- [Material supplied]

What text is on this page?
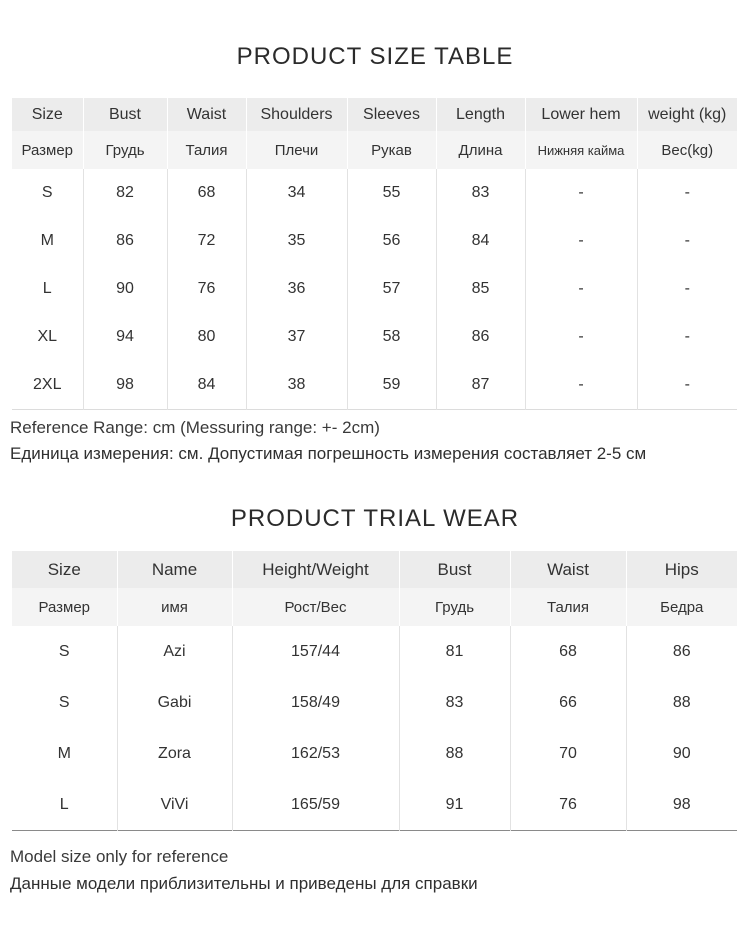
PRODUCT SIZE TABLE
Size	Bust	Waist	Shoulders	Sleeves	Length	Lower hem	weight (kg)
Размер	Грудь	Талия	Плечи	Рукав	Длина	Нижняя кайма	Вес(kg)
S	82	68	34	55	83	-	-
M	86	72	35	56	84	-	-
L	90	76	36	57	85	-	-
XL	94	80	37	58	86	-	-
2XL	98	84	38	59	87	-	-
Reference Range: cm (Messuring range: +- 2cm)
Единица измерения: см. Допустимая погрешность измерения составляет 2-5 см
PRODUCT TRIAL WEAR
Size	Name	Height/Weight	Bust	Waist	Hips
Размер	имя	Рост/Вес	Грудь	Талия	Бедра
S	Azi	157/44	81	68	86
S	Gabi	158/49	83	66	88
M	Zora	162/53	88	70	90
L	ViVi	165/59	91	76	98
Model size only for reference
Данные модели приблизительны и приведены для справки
---
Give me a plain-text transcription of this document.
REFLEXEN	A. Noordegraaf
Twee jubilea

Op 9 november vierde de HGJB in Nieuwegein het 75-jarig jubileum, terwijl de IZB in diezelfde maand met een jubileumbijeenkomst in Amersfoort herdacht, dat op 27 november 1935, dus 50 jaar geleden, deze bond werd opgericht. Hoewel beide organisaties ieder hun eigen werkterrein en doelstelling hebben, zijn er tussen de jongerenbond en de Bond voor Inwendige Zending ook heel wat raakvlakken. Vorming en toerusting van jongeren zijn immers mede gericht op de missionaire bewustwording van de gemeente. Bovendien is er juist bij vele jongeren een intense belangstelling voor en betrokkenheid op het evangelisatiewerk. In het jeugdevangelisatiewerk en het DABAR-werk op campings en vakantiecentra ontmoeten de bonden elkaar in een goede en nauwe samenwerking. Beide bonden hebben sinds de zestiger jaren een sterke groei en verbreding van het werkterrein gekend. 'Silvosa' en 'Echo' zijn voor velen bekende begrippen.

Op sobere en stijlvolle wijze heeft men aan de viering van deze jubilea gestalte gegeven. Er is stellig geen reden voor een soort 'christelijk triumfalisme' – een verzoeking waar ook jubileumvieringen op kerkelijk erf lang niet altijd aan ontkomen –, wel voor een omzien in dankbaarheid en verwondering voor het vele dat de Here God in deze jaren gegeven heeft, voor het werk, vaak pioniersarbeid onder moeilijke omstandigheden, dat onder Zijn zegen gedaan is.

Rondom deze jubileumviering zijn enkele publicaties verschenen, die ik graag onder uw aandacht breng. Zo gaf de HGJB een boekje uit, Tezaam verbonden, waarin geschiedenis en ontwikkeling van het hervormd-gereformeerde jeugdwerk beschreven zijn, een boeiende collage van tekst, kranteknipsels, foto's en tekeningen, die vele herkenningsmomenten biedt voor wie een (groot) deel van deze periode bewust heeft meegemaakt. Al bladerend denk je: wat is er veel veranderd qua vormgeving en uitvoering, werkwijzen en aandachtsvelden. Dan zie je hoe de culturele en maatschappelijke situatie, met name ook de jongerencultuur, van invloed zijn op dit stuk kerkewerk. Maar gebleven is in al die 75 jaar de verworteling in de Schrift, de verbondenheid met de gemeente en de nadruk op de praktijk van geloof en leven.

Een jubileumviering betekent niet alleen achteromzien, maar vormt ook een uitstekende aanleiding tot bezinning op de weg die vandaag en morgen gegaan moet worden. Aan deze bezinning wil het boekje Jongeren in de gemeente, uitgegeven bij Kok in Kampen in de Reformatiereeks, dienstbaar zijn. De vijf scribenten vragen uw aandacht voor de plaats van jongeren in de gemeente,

- [Task statement]
Check each line of the entries for the string "Размер". Copy the lines that have it.

- [Result of the task]
Размер	Грудь	Талия	Плечи	Рукав	Длина	Нижняя кайма	Вес(kg)
Размер	имя	Рост/Вес	Грудь	Талия	Бедра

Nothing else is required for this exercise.